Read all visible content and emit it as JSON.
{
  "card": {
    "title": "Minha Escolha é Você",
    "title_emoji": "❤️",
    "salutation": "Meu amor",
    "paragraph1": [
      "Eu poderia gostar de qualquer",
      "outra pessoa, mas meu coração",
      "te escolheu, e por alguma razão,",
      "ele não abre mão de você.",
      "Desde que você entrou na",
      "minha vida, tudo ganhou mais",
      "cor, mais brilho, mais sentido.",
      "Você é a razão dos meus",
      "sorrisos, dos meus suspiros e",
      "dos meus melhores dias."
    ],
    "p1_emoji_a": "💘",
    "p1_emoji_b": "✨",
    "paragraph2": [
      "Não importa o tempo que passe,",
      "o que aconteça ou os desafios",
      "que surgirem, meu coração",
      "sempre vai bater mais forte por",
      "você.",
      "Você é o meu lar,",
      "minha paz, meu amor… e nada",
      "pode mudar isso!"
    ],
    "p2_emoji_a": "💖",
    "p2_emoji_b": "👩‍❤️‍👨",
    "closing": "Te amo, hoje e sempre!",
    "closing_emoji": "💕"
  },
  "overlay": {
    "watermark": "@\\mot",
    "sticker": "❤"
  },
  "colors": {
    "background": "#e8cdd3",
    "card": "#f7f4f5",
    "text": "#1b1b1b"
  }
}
──────
▶ **Work to complete**
Search the records for the string "sempre" and return every line in which it occurs.

▶ **Written response**
      "sempre vai bater mais forte por",
    "closing": "Te amo, hoje e sempre!",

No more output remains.